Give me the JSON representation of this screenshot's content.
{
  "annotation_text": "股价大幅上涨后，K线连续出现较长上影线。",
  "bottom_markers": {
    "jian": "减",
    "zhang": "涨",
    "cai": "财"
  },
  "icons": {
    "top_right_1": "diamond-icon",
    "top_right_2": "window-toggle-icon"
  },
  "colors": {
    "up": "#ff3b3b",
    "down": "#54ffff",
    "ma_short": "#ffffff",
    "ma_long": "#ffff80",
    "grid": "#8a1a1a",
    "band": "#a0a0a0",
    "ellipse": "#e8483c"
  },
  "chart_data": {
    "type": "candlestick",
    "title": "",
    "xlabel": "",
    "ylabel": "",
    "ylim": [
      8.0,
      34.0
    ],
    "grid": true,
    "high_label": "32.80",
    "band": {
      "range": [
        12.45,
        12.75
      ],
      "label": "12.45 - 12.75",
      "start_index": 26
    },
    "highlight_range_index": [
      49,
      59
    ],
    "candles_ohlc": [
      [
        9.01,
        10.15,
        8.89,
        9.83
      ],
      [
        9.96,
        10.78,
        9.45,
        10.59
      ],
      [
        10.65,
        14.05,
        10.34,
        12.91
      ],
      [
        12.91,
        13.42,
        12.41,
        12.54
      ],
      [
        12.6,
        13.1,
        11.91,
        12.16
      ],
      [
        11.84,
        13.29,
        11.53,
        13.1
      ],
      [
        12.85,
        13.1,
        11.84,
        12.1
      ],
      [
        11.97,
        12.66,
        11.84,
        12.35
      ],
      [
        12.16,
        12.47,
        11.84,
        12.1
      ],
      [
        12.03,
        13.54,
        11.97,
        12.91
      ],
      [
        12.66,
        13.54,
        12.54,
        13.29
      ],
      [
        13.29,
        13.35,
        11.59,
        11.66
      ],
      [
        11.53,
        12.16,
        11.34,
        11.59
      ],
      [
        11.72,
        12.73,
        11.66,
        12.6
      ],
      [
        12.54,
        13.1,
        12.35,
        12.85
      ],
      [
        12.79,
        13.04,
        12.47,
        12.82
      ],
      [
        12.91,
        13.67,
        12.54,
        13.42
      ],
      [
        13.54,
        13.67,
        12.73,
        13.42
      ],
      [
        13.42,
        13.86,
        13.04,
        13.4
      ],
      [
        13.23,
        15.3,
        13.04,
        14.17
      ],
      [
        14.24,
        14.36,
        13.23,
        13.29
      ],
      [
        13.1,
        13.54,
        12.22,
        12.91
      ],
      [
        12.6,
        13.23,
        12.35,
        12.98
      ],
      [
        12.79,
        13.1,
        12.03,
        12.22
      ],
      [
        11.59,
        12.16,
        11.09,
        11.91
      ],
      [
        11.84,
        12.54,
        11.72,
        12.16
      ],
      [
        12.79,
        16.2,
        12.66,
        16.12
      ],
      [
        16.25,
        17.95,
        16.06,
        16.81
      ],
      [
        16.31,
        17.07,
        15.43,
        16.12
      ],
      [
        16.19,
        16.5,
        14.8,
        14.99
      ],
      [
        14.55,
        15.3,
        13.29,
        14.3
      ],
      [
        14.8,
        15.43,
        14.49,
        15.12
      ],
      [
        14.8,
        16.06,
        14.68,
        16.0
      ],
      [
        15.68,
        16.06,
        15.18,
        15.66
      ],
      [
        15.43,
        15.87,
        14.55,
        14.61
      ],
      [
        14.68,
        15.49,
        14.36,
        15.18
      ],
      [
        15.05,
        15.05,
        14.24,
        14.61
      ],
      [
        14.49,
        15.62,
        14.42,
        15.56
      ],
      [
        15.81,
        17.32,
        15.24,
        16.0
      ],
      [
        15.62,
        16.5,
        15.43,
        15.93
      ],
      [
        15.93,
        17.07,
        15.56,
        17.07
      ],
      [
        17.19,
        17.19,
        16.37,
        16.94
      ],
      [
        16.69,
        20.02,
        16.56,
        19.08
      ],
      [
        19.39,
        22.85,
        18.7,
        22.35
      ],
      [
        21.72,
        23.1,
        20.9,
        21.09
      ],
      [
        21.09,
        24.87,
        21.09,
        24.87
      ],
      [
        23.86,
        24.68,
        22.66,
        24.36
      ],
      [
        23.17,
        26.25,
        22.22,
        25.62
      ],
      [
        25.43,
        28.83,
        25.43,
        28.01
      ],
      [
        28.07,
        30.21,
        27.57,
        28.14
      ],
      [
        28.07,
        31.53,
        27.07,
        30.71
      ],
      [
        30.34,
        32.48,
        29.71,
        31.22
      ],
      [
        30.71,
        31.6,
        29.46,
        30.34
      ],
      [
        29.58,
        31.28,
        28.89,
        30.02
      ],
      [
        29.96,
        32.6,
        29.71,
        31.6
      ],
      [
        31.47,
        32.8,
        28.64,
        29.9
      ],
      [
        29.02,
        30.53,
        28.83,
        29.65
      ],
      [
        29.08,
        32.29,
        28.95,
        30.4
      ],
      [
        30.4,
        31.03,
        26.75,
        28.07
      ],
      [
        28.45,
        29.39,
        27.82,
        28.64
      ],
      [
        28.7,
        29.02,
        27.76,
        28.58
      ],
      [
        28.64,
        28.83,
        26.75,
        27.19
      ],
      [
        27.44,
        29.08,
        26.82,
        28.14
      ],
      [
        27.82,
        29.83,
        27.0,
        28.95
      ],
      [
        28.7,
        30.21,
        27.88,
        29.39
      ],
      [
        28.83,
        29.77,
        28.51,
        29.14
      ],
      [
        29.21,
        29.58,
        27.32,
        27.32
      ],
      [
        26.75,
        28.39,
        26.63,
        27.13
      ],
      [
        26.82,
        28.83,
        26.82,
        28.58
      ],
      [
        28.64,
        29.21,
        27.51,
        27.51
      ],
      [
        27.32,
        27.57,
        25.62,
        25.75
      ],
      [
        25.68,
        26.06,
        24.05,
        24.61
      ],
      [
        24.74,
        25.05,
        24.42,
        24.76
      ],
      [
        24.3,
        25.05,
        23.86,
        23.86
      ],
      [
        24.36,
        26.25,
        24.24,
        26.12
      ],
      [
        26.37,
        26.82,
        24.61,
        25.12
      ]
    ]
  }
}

- WHAT THE TASK REQUIRES -
Reproduce every line of the data verbatim.

- REPLY -
Give me the JSON representation of this screenshot's content.
{
  "annotation_text": "股价大幅上涨后，K线连续出现较长上影线。",
  "bottom_markers": {
    "jian": "减",
    "zhang": "涨",
    "cai": "财"
  },
  "icons": {
    "top_right_1": "diamond-icon",
    "top_right_2": "window-toggle-icon"
  },
  "colors": {
    "up": "#ff3b3b",
    "down": "#54ffff",
    "ma_short": "#ffffff",
    "ma_long": "#ffff80",
    "grid": "#8a1a1a",
    "band": "#a0a0a0",
    "ellipse": "#e8483c"
  },
  "chart_data": {
    "type": "candlestick",
    "title": "",
    "xlabel": "",
    "ylabel": "",
    "ylim": [
      8.0,
      34.0
    ],
    "grid": true,
    "high_label": "32.80",
    "band": {
      "range": [
        12.45,
        12.75
      ],
      "label": "12.45 - 12.75",
      "start_index": 26
    },
    "highlight_range_index": [
      49,
      59
    ],
    "candles_ohlc": [
      [
        9.01,
        10.15,
        8.89,
        9.83
      ],
      [
        9.96,
        10.78,
        9.45,
        10.59
      ],
      [
        10.65,
        14.05,
        10.34,
        12.91
      ],
      [
        12.91,
        13.42,
        12.41,
        12.54
      ],
      [
        12.6,
        13.1,
        11.91,
        12.16
      ],
      [
        11.84,
        13.29,
        11.53,
        13.1
      ],
      [
        12.85,
        13.1,
        11.84,
        12.1
      ],
      [
        11.97,
        12.66,
        11.84,
        12.35
      ],
      [
        12.16,
        12.47,
        11.84,
        12.1
      ],
      [
        12.03,
        13.54,
        11.97,
        12.91
      ],
      [
        12.66,
        13.54,
        12.54,
        13.29
      ],
      [
        13.29,
        13.35,
        11.59,
        11.66
      ],
      [
        11.53,
        12.16,
        11.34,
        11.59
      ],
      [
        11.72,
        12.73,
        11.66,
        12.6
      ],
      [
        12.54,
        13.1,
        12.35,
        12.85
      ],
      [
        12.79,
        13.04,
        12.47,
        12.82
      ],
      [
        12.91,
        13.67,
        12.54,
        13.42
      ],
      [
        13.54,
        13.67,
        12.73,
        13.42
      ],
      [
        13.42,
        13.86,
        13.04,
        13.4
      ],
      [
        13.23,
        15.3,
        13.04,
        14.17
      ],
      [
        14.24,
        14.36,
        13.23,
        13.29
      ],
      [
        13.1,
        13.54,
        12.22,
        12.91
      ],
      [
        12.6,
        13.23,
        12.35,
        12.98
      ],
      [
        12.79,
        13.1,
        12.03,
        12.22
      ],
      [
        11.59,
        12.16,
        11.09,
        11.91
      ],
      [
        11.84,
        12.54,
        11.72,
        12.16
      ],
      [
        12.79,
        16.2,
        12.66,
        16.12
      ],
      [
        16.25,
        17.95,
        16.06,
        16.81
      ],
      [
        16.31,
        17.07,
        15.43,
        16.12
      ],
      [
        16.19,
        16.5,
        14.8,
        14.99
      ],
      [
        14.55,
        15.3,
        13.29,
        14.3
      ],
      [
        14.8,
        15.43,
        14.49,
        15.12
      ],
      [
        14.8,
        16.06,
        14.68,
        16.0
      ],
      [
        15.68,
        16.06,
        15.18,
        15.66
      ],
      [
        15.43,
        15.87,
        14.55,
        14.61
      ],
      [
        14.68,
        15.49,
        14.36,
        15.18
      ],
      [
        15.05,
        15.05,
        14.24,
        14.61
      ],
      [
        14.49,
        15.62,
        14.42,
        15.56
      ],
      [
        15.81,
        17.32,
        15.24,
        16.0
      ],
      [
        15.62,
        16.5,
        15.43,
        15.93
      ],
      [
        15.93,
        17.07,
        15.56,
        17.07
      ],
      [
        17.19,
        17.19,
        16.37,
        16.94
      ],
      [
        16.69,
        20.02,
        16.56,
        19.08
      ],
      [
        19.39,
        22.85,
        18.7,
        22.35
      ],
      [
        21.72,
        23.1,
        20.9,
        21.09
      ],
      [
        21.09,
        24.87,
        21.09,
        24.87
      ],
      [
        23.86,
        24.68,
        22.66,
        24.36
      ],
      [
        23.17,
        26.25,
        22.22,
        25.62
      ],
      [
        25.43,
        28.83,
        25.43,
        28.01
      ],
      [
        28.07,
        30.21,
        27.57,
        28.14
      ],
      [
        28.07,
        31.53,
        27.07,
        30.71
      ],
      [
        30.34,
        32.48,
        29.71,
        31.22
      ],
      [
        30.71,
        31.6,
        29.46,
        30.34
      ],
      [
        29.58,
        31.28,
        28.89,
        30.02
      ],
      [
        29.96,
        32.6,
        29.71,
        31.6
      ],
      [
        31.47,
        32.8,
        28.64,
        29.9
      ],
      [
        29.02,
        30.53,
        28.83,
        29.65
      ],
      [
        29.08,
        32.29,
        28.95,
        30.4
      ],
      [
        30.4,
        31.03,
        26.75,
        28.07
      ],
      [
        28.45,
        29.39,
        27.82,
        28.64
      ],
      [
        28.7,
        29.02,
        27.76,
        28.58
      ],
      [
        28.64,
        28.83,
        26.75,
        27.19
      ],
      [
        27.44,
        29.08,
        26.82,
        28.14
      ],
      [
        27.82,
        29.83,
        27.0,
        28.95
      ],
      [
        28.7,
        30.21,
        27.88,
        29.39
      ],
      [
        28.83,
        29.77,
        28.51,
        29.14
      ],
      [
        29.21,
        29.58,
        27.32,
        27.32
      ],
      [
        26.75,
        28.39,
        26.63,
        27.13
      ],
      [
        26.82,
        28.83,
        26.82,
        28.58
      ],
      [
        28.64,
        29.21,
        27.51,
        27.51
      ],
      [
        27.32,
        27.57,
        25.62,
        25.75
      ],
      [
        25.68,
        26.06,
        24.05,
        24.61
      ],
      [
        24.74,
        25.05,
        24.42,
        24.76
      ],
      [
        24.3,
        25.05,
        23.86,
        23.86
      ],
      [
        24.36,
        26.25,
        24.24,
        26.12
      ],
      [
        26.37,
        26.82,
        24.61,
        25.12
      ]
    ]
  }
}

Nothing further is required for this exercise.